▸ **Given problem**
Below are some entries. Work out how many of their lines hold the word "FLIP", and write that number alone.
+ + + +
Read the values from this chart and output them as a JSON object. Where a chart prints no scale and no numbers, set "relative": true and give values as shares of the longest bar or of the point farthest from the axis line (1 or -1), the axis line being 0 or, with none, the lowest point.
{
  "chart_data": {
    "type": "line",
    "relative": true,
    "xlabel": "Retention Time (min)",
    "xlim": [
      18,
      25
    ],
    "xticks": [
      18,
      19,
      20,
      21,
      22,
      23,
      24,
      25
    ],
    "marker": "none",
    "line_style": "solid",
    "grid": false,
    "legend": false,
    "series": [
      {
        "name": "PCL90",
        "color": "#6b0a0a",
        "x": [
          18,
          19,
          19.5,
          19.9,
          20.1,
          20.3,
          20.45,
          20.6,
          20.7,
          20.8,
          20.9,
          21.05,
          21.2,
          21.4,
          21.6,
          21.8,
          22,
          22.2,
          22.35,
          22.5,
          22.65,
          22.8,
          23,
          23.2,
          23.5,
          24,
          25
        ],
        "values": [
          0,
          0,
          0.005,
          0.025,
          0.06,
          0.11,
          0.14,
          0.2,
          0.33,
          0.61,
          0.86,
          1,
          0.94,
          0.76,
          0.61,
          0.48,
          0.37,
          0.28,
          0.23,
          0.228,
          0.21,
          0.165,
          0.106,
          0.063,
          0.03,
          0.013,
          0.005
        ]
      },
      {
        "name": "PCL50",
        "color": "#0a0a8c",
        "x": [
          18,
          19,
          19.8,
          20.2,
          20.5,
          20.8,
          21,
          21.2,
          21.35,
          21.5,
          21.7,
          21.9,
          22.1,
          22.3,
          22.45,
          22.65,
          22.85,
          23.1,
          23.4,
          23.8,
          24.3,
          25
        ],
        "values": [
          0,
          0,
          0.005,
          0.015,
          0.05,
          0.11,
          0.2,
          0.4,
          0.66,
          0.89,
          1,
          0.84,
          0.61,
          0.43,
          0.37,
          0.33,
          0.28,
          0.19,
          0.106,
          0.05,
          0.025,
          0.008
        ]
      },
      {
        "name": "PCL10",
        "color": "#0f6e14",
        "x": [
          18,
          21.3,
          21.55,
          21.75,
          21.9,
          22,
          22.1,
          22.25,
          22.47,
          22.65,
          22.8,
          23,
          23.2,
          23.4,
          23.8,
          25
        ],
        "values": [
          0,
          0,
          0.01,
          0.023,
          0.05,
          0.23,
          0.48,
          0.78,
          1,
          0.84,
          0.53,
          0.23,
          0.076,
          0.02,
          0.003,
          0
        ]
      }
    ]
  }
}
+ + + +
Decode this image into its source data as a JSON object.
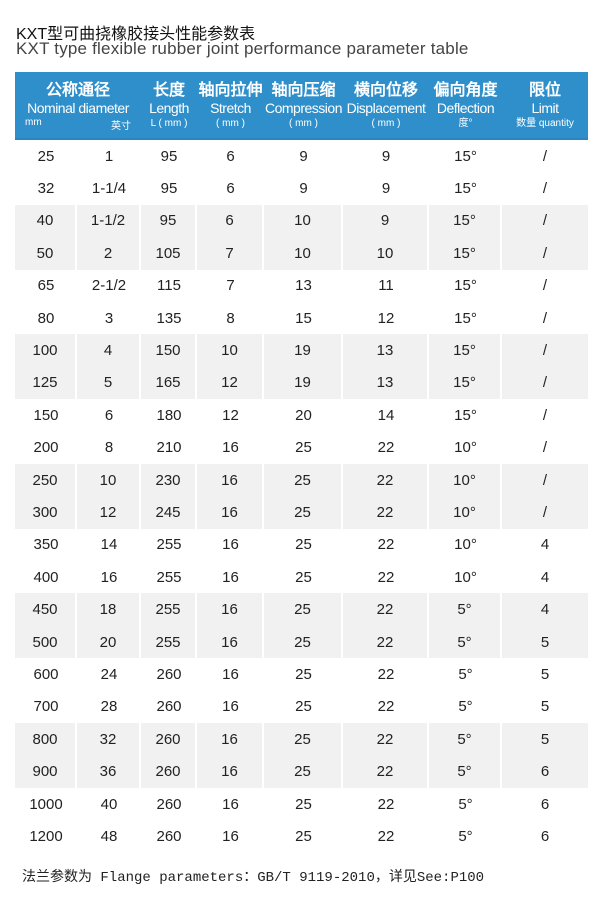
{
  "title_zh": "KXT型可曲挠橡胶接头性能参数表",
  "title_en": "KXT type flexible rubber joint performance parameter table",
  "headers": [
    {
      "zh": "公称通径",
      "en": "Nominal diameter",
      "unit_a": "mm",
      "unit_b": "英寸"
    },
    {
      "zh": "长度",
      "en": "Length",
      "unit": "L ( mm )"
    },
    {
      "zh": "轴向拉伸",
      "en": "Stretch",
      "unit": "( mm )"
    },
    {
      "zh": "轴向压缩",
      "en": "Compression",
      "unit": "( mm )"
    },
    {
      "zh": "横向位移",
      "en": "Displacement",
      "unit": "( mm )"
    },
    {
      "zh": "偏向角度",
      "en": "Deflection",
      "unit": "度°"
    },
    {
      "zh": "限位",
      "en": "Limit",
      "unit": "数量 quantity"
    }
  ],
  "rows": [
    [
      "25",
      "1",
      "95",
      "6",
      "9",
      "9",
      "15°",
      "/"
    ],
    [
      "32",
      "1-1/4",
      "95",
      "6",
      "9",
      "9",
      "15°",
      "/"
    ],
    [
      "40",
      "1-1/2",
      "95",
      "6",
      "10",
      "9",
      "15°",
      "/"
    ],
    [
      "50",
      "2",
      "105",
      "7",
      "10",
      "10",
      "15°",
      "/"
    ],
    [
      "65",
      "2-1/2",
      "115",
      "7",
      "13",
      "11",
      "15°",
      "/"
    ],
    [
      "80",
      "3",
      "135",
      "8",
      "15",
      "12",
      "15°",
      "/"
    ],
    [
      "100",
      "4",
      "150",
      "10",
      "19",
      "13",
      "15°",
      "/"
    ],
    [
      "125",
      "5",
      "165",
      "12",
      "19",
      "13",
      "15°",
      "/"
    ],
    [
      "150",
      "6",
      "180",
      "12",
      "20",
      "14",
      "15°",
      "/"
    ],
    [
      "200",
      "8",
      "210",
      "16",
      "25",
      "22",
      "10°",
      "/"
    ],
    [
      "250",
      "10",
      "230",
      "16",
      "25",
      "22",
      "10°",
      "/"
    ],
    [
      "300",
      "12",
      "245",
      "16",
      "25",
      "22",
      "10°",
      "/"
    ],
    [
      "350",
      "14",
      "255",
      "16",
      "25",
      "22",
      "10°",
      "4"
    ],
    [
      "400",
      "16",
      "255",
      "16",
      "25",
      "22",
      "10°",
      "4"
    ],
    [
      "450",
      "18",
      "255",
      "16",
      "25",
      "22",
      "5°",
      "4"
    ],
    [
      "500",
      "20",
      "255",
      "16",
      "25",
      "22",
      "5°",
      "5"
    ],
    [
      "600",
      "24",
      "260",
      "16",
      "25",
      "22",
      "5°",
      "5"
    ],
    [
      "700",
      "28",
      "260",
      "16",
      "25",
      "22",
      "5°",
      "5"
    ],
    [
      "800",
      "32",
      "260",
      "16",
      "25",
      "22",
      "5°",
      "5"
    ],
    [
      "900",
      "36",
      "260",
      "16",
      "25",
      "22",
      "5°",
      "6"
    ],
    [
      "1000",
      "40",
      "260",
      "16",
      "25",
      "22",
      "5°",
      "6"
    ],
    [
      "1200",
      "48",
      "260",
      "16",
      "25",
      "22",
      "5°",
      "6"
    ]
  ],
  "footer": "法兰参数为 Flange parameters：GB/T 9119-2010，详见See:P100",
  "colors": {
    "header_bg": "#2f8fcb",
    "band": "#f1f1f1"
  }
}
+ + + +
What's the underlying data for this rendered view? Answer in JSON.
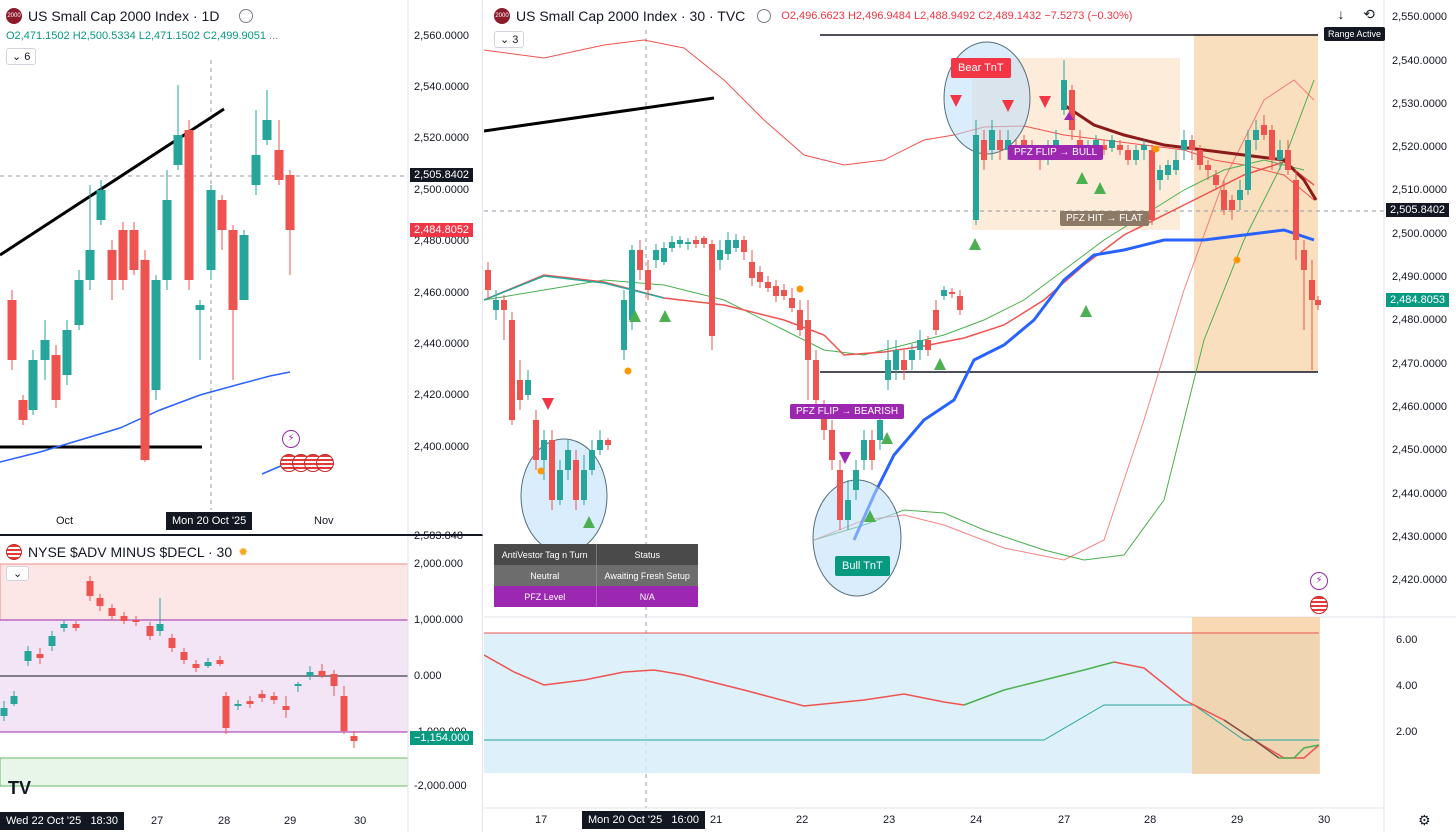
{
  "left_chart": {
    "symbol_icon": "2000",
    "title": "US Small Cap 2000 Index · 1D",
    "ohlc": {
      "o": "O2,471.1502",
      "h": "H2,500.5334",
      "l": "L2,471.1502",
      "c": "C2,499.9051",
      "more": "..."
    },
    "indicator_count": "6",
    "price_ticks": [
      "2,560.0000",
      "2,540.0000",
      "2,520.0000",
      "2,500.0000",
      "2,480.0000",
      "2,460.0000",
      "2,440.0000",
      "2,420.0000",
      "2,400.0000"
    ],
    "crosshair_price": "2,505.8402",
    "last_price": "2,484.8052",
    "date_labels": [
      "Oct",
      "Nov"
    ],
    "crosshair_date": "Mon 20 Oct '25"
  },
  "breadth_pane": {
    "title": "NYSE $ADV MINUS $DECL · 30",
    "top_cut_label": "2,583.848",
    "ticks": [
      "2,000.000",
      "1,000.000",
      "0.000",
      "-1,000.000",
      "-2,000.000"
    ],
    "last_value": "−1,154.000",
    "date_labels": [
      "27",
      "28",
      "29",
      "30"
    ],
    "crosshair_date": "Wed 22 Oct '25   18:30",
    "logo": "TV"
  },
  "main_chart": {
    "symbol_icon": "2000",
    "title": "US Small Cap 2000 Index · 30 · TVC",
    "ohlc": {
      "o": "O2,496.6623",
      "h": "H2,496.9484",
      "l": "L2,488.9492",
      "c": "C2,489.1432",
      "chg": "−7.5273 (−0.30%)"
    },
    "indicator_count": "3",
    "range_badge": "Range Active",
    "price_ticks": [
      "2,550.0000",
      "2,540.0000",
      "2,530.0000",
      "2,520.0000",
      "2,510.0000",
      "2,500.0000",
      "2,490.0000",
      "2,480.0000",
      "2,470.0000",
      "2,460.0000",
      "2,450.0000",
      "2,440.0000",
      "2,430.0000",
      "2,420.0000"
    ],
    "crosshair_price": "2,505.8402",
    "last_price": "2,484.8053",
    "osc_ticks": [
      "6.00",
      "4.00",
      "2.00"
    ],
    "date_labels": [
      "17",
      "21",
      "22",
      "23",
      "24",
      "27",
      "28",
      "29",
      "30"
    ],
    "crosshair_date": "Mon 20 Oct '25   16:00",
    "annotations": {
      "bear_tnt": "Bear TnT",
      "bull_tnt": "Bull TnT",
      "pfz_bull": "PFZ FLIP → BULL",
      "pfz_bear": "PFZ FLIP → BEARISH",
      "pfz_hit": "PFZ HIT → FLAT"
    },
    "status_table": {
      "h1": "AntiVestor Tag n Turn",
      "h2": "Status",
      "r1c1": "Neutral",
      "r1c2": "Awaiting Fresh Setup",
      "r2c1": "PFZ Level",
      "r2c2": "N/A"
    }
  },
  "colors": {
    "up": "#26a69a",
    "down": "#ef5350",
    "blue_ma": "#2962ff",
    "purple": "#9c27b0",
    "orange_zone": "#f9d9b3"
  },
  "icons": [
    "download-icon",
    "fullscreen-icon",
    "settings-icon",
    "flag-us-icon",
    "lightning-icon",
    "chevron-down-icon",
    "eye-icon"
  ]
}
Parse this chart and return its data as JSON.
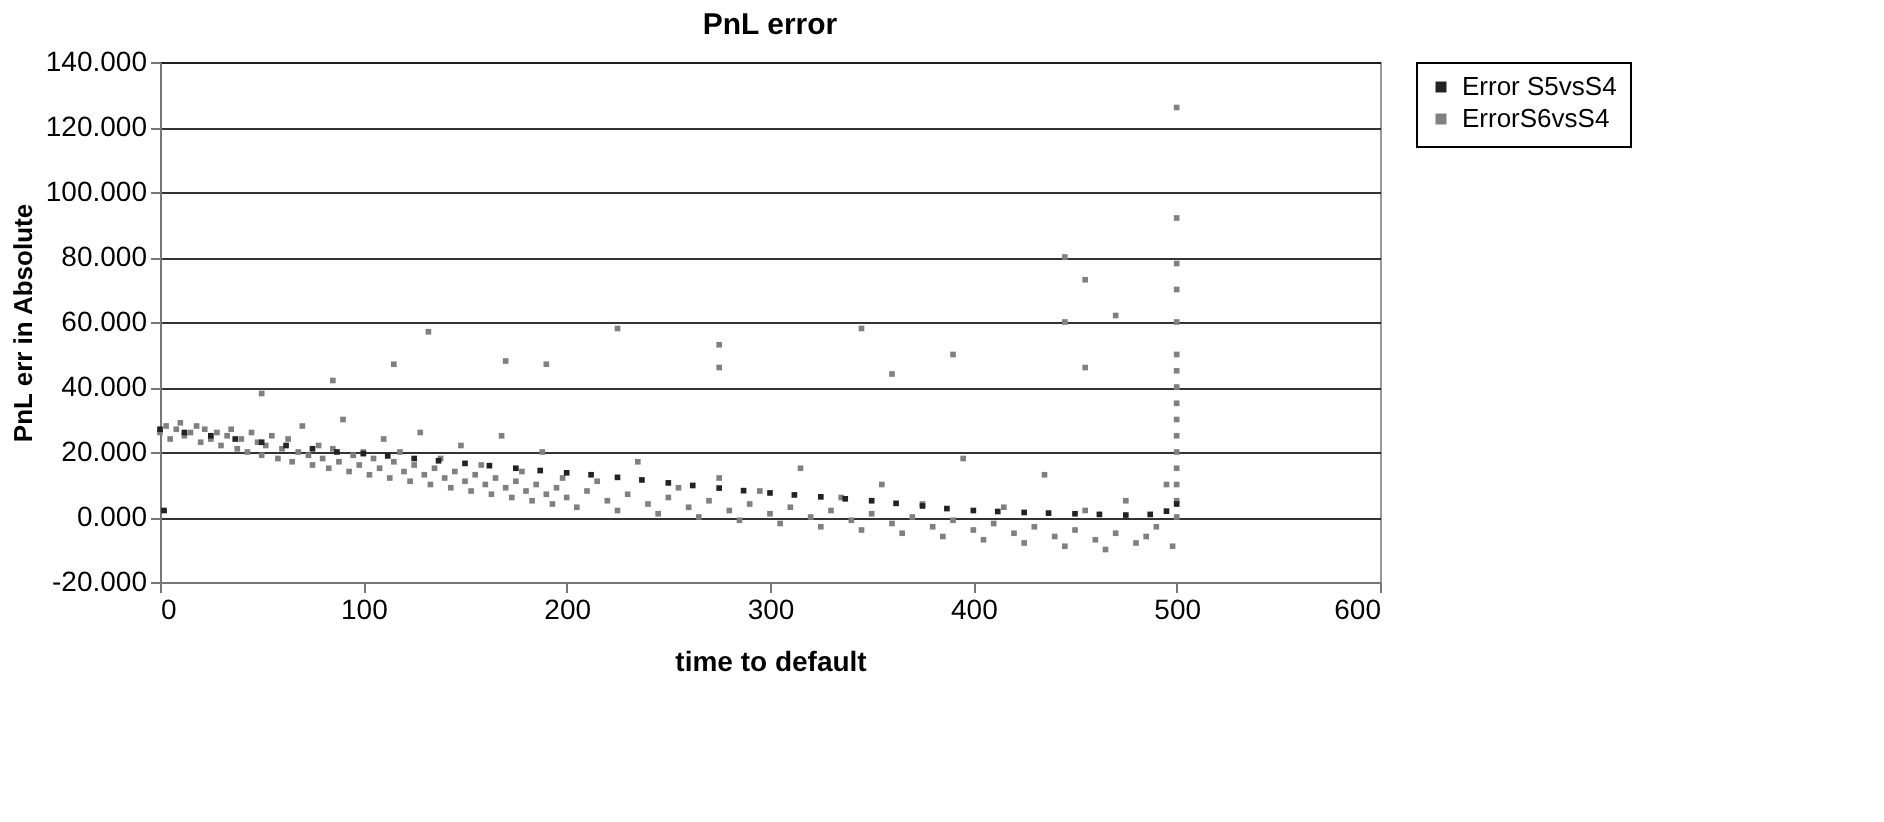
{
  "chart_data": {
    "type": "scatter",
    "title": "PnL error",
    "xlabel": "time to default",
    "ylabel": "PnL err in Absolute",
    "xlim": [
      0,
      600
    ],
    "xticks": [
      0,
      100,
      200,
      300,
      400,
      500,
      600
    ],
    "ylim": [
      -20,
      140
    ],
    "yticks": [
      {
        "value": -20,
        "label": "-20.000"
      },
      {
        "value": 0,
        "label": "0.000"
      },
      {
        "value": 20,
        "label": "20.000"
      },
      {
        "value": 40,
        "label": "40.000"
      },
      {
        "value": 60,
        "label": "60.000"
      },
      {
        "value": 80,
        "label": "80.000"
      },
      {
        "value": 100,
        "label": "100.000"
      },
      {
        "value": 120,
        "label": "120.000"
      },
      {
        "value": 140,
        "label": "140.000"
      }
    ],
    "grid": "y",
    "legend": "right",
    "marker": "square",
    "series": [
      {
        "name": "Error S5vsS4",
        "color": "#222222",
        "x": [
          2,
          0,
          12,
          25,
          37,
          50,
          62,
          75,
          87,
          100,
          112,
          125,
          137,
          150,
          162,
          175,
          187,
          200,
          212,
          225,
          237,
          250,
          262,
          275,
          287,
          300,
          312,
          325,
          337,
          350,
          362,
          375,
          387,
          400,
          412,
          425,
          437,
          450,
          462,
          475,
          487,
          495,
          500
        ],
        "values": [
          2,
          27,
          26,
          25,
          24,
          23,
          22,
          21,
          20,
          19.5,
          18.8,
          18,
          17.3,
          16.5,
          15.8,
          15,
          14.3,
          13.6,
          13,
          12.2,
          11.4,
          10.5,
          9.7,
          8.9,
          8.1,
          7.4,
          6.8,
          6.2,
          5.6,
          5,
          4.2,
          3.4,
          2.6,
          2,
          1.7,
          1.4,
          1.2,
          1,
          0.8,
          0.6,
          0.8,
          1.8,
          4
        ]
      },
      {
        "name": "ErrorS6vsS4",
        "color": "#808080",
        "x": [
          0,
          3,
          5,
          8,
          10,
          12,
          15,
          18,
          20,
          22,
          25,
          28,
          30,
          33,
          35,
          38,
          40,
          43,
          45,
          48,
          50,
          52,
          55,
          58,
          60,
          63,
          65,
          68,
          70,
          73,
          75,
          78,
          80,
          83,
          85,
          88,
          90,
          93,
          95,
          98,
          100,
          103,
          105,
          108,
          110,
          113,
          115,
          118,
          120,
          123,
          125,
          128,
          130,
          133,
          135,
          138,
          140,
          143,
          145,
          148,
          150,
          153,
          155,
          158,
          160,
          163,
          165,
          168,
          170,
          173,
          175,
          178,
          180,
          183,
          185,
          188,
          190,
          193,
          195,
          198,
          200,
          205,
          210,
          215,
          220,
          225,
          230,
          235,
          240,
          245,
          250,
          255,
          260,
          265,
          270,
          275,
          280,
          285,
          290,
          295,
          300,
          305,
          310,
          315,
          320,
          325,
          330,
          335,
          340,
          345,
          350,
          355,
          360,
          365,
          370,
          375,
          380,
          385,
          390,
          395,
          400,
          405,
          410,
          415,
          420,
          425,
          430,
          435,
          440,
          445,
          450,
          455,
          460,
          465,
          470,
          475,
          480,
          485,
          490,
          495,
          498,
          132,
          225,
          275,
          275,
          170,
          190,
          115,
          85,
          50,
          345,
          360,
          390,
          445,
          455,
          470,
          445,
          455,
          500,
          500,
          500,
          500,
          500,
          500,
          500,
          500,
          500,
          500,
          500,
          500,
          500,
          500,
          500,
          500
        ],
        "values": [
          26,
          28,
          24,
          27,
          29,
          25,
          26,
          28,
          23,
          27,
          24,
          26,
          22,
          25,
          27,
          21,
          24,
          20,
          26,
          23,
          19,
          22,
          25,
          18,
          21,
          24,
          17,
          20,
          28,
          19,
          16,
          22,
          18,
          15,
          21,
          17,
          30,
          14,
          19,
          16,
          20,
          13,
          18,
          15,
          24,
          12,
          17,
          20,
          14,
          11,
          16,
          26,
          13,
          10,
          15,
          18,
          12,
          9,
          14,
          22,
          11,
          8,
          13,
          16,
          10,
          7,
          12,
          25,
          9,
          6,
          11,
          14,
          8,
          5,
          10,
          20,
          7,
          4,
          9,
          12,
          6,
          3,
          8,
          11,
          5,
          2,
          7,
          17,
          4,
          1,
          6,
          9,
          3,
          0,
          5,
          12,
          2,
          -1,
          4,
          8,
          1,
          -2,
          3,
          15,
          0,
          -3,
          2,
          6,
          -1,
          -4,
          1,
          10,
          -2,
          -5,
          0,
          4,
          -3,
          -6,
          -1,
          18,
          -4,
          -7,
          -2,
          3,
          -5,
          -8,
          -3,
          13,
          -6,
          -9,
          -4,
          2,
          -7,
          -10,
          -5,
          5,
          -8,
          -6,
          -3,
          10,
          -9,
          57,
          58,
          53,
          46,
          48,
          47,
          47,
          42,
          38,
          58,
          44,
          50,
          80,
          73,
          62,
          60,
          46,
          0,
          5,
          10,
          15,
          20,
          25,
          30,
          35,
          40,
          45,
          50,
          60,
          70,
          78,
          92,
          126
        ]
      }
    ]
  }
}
+ + + +
▸ **Solution for this exercise**
2